*Entries provided*.
# # # # # # #

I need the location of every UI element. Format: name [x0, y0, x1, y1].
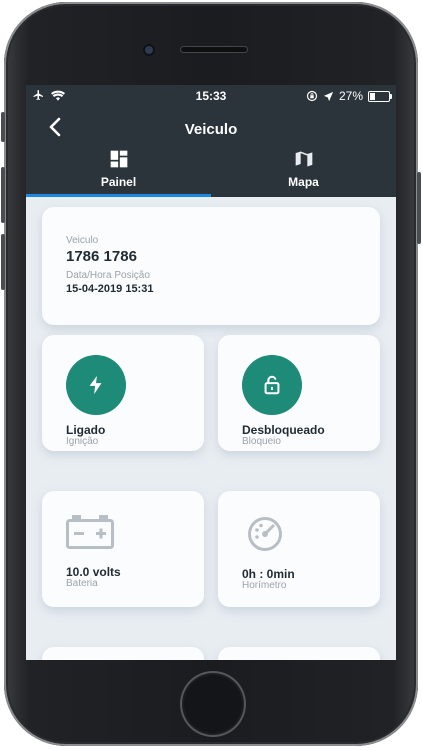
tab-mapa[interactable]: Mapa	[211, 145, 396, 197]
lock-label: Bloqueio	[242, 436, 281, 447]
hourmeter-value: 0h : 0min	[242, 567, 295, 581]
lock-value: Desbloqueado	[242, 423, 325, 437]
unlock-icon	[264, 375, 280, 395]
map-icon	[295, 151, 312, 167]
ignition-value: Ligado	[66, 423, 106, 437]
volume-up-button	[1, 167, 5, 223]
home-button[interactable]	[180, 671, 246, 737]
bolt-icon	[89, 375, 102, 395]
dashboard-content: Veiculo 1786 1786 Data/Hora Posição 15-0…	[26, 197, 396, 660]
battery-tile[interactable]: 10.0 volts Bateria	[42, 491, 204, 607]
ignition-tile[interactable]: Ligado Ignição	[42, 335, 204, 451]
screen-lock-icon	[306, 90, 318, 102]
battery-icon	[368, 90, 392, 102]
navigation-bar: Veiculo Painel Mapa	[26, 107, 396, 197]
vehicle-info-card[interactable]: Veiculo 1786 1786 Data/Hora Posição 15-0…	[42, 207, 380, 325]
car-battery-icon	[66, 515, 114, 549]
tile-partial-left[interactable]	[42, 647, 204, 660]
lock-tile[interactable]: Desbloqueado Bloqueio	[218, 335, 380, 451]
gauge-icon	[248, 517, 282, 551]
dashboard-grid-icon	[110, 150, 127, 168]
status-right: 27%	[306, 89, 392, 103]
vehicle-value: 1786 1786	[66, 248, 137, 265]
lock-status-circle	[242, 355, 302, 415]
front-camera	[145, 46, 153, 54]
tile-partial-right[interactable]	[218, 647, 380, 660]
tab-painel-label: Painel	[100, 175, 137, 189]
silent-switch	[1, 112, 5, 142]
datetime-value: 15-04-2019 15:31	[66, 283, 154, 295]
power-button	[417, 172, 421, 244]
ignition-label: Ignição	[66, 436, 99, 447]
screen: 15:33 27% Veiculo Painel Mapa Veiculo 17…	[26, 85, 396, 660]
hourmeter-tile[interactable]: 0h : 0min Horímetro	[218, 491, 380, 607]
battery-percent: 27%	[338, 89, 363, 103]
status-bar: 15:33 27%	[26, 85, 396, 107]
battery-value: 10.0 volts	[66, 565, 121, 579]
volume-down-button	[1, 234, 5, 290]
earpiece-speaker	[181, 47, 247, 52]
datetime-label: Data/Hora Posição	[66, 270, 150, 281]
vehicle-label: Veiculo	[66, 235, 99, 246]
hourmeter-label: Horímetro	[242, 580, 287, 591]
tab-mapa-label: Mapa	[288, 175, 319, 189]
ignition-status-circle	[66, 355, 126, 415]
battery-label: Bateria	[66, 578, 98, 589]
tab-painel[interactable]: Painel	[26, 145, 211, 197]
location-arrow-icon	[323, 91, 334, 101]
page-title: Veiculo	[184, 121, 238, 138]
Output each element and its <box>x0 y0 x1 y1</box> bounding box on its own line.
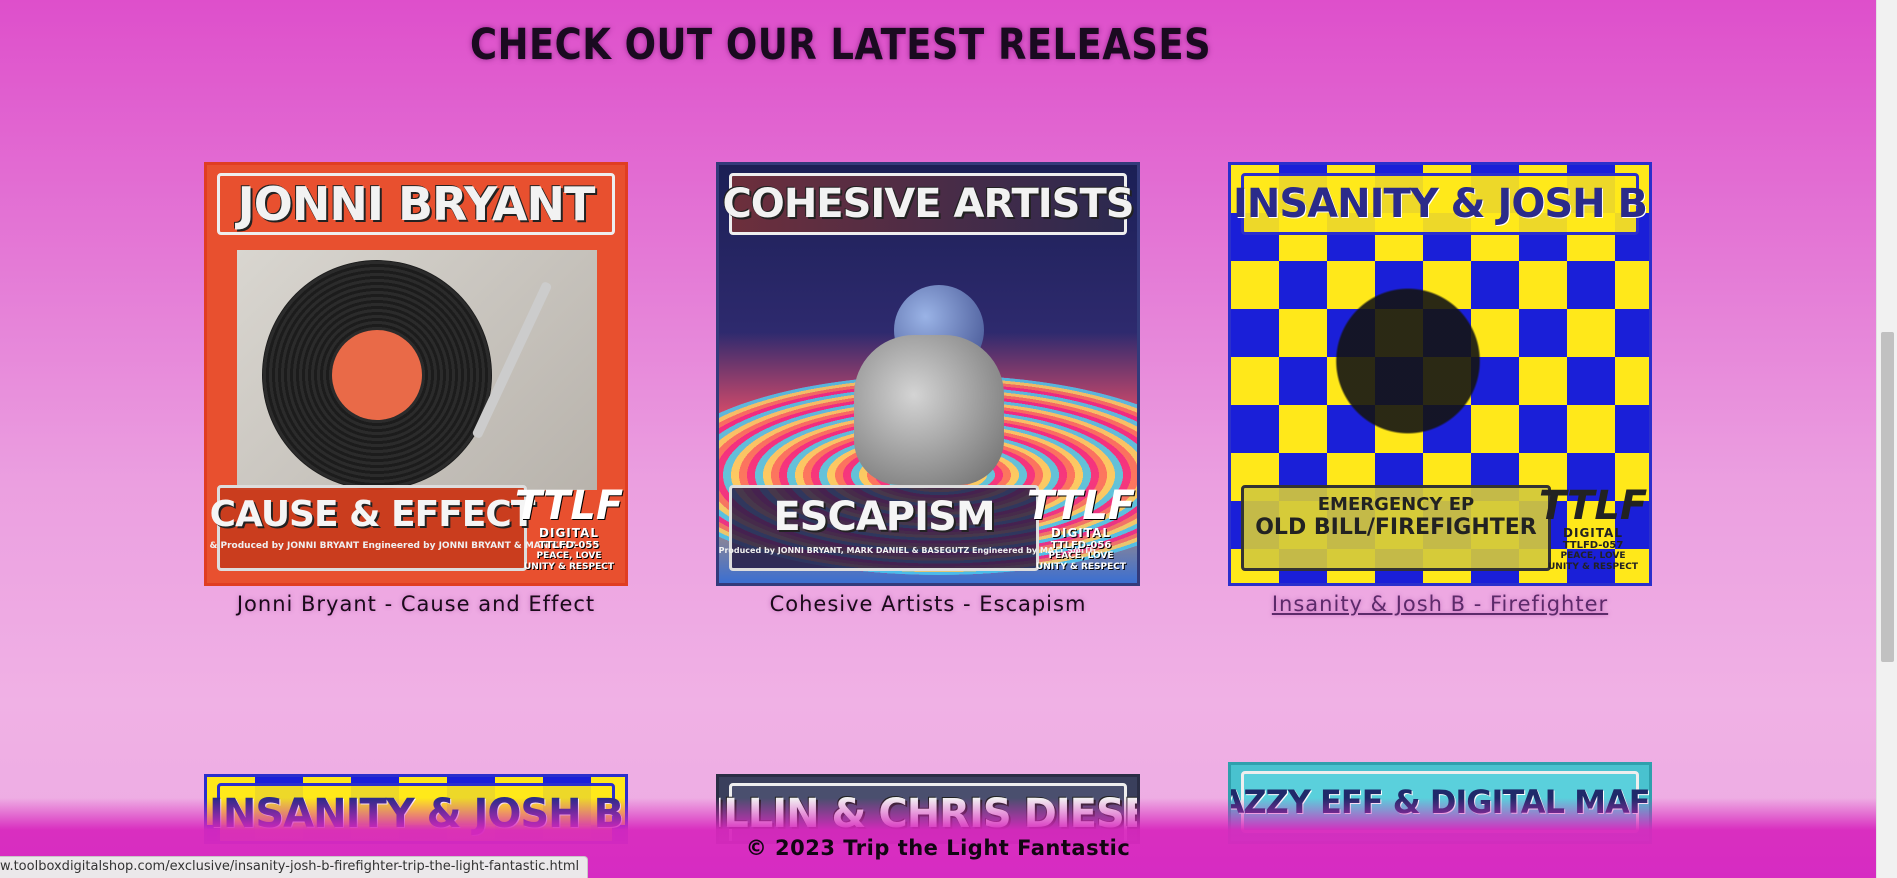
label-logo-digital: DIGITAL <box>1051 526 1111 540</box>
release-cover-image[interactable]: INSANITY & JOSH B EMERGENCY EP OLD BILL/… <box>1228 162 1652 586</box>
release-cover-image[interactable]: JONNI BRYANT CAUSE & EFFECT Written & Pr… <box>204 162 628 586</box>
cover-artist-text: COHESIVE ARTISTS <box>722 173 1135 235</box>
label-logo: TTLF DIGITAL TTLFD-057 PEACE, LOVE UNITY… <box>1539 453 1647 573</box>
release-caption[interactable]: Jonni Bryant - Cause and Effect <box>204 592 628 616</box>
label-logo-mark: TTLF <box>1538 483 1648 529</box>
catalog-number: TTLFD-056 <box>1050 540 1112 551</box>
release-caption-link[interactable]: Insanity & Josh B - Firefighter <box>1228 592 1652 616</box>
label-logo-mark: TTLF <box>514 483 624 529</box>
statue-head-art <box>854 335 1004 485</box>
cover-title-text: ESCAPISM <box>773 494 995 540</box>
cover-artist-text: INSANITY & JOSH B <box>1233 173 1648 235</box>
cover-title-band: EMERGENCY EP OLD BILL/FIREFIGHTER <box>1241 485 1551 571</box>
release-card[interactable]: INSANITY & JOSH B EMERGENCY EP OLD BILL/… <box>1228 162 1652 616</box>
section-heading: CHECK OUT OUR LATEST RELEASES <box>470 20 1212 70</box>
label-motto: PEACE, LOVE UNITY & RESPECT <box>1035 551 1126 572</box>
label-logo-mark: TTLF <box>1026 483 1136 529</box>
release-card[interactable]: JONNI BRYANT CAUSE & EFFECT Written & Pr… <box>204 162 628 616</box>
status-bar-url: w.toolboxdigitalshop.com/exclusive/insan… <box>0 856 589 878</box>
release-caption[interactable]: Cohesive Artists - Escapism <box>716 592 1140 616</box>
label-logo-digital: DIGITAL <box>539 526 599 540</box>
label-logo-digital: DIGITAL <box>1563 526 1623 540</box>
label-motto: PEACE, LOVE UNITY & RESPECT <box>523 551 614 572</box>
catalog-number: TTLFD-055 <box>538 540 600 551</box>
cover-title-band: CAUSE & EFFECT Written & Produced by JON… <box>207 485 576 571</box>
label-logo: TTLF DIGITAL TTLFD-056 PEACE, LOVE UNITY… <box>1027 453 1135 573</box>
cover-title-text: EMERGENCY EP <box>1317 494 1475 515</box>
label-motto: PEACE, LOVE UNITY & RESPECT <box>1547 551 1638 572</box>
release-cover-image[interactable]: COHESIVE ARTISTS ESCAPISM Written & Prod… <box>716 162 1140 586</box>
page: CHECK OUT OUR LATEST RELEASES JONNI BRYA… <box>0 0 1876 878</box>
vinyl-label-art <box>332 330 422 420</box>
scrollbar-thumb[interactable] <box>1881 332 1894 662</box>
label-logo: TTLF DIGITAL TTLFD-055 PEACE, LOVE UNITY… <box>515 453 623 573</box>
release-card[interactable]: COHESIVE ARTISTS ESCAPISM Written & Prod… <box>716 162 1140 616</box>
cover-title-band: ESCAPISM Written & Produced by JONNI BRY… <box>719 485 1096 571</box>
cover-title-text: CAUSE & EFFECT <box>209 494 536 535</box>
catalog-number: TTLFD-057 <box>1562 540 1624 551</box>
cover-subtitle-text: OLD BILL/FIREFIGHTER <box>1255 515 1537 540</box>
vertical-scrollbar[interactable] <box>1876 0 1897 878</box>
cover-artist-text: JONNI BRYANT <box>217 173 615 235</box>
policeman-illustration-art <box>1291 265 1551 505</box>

# # # # # # #

*To do*. Rewrite all the records with "Horímetro" changed to "Hour Meter" everywhere and nothing else altered. Leave out the pictures.

*Exercise answer*.
I need the location of every UI element. Format: name [x0, y0, x1, y1].
tab-mapa[interactable]: Mapa	[211, 145, 396, 197]
lock-label: Bloqueio	[242, 436, 281, 447]
hourmeter-value: 0h : 0min	[242, 567, 295, 581]
lock-value: Desbloqueado	[242, 423, 325, 437]
unlock-icon	[264, 375, 280, 395]
map-icon	[295, 151, 312, 167]
ignition-value: Ligado	[66, 423, 106, 437]
volume-up-button	[1, 167, 5, 223]
home-button[interactable]	[180, 671, 246, 737]
bolt-icon	[89, 375, 102, 395]
dashboard-content: Veiculo 1786 1786 Data/Hora Posição 15-0…	[26, 197, 396, 660]
battery-tile[interactable]: 10.0 volts Bateria	[42, 491, 204, 607]
ignition-tile[interactable]: Ligado Ignição	[42, 335, 204, 451]
screen-lock-icon	[306, 90, 318, 102]
battery-icon	[368, 90, 392, 102]
navigation-bar: Veiculo Painel Mapa	[26, 107, 396, 197]
vehicle-info-card[interactable]: Veiculo 1786 1786 Data/Hora Posição 15-0…	[42, 207, 380, 325]
car-battery-icon	[66, 515, 114, 549]
tile-partial-left[interactable]	[42, 647, 204, 660]
lock-tile[interactable]: Desbloqueado Bloqueio	[218, 335, 380, 451]
gauge-icon	[248, 517, 282, 551]
dashboard-grid-icon	[110, 150, 127, 168]
status-right: 27%	[306, 89, 392, 103]
vehicle-value: 1786 1786	[66, 248, 137, 265]
lock-status-circle	[242, 355, 302, 415]
front-camera	[145, 46, 153, 54]
tile-partial-right[interactable]	[218, 647, 380, 660]
tab-painel-label: Painel	[100, 175, 137, 189]
silent-switch	[1, 112, 5, 142]
datetime-value: 15-04-2019 15:31	[66, 283, 154, 295]
power-button	[417, 172, 421, 244]
ignition-label: Ignição	[66, 436, 99, 447]
screen: 15:33 27% Veiculo Painel Mapa Veiculo 17…	[26, 85, 396, 660]
hourmeter-tile[interactable]: 0h : 0min Hour Meter	[218, 491, 380, 607]
battery-percent: 27%	[338, 89, 363, 103]
status-bar: 15:33 27%	[26, 85, 396, 107]
battery-value: 10.0 volts	[66, 565, 121, 579]
volume-down-button	[1, 234, 5, 290]
earpiece-speaker	[181, 47, 247, 52]
datetime-label: Data/Hora Posição	[66, 270, 150, 281]
vehicle-label: Veiculo	[66, 235, 99, 246]
hourmeter-label: Hour Meter	[242, 580, 287, 591]
tab-mapa-label: Mapa	[288, 175, 319, 189]
ignition-status-circle	[66, 355, 126, 415]
battery-label: Bateria	[66, 578, 98, 589]
tab-painel[interactable]: Painel	[26, 145, 211, 197]
location-arrow-icon	[323, 91, 334, 101]
page-title: Veiculo	[184, 121, 238, 138]
Output each element and its <box>x0 y0 x1 y1</box> bounding box on its own line.
label-logo-digital: DIGITAL <box>1051 526 1111 540</box>
release-cover-image[interactable]: INSANITY & JOSH B EMERGENCY EP OLD BILL/… <box>1228 162 1652 586</box>
release-cover-image[interactable]: JONNI BRYANT CAUSE & EFFECT Written & Pr… <box>204 162 628 586</box>
cover-artist-text: COHESIVE ARTISTS <box>722 173 1135 235</box>
label-logo: TTLF DIGITAL TTLFD-057 PEACE, LOVE UNITY… <box>1539 453 1647 573</box>
release-caption[interactable]: Jonni Bryant - Cause and Effect <box>204 592 628 616</box>
label-logo-mark: TTLF <box>1538 483 1648 529</box>
catalog-number: TTLFD-056 <box>1050 540 1112 551</box>
release-caption-link[interactable]: Insanity & Josh B - Firefighter <box>1228 592 1652 616</box>
label-logo-mark: TTLF <box>514 483 624 529</box>
statue-head-art <box>854 335 1004 485</box>
cover-title-text: ESCAPISM <box>773 494 995 540</box>
cover-artist-text: INSANITY & JOSH B <box>1233 173 1648 235</box>
cover-title-band: EMERGENCY EP OLD BILL/FIREFIGHTER <box>1241 485 1551 571</box>
release-card[interactable]: INSANITY & JOSH B EMERGENCY EP OLD BILL/… <box>1228 162 1652 616</box>
section-heading: CHECK OUT OUR LATEST RELEASES <box>470 20 1212 70</box>
label-motto: PEACE, LOVE UNITY & RESPECT <box>1035 551 1126 572</box>
label-logo-mark: TTLF <box>1026 483 1136 529</box>
release-card[interactable]: JONNI BRYANT CAUSE & EFFECT Written & Pr… <box>204 162 628 616</box>
status-bar-url: w.toolboxdigitalshop.com/exclusive/insan… <box>0 856 589 878</box>
release-caption[interactable]: Cohesive Artists - Escapism <box>716 592 1140 616</box>
label-logo-digital: DIGITAL <box>539 526 599 540</box>
label-logo-digital: DIGITAL <box>1563 526 1623 540</box>
label-motto: PEACE, LOVE UNITY & RESPECT <box>523 551 614 572</box>
catalog-number: TTLFD-055 <box>538 540 600 551</box>
cover-title-band: CAUSE & EFFECT Written & Produced by JON… <box>207 485 576 571</box>
label-logo: TTLF DIGITAL TTLFD-056 PEACE, LOVE UNITY… <box>1027 453 1135 573</box>
cover-title-text: EMERGENCY EP <box>1317 494 1475 515</box>
label-motto: PEACE, LOVE UNITY & RESPECT <box>1547 551 1638 572</box>
release-cover-image[interactable]: COHESIVE ARTISTS ESCAPISM Written & Prod… <box>716 162 1140 586</box>
page: CHECK OUT OUR LATEST RELEASES JONNI BRYA… <box>0 0 1876 878</box>
vinyl-label-art <box>332 330 422 420</box>
scrollbar-thumb[interactable] <box>1881 332 1894 662</box>
label-logo: TTLF DIGITAL TTLFD-055 PEACE, LOVE UNITY… <box>515 453 623 573</box>
release-card[interactable]: COHESIVE ARTISTS ESCAPISM Written & Prod… <box>716 162 1140 616</box>
cover-title-band: ESCAPISM Written & Produced by JONNI BRY… <box>719 485 1096 571</box>
cover-title-text: CAUSE & EFFECT <box>209 494 536 535</box>
catalog-number: TTLFD-057 <box>1562 540 1624 551</box>
cover-subtitle-text: OLD BILL/FIREFIGHTER <box>1255 515 1537 540</box>
vertical-scrollbar[interactable] <box>1876 0 1897 878</box>
cover-artist-text: JONNI BRYANT <box>217 173 615 235</box>
policeman-illustration-art <box>1291 265 1551 505</box>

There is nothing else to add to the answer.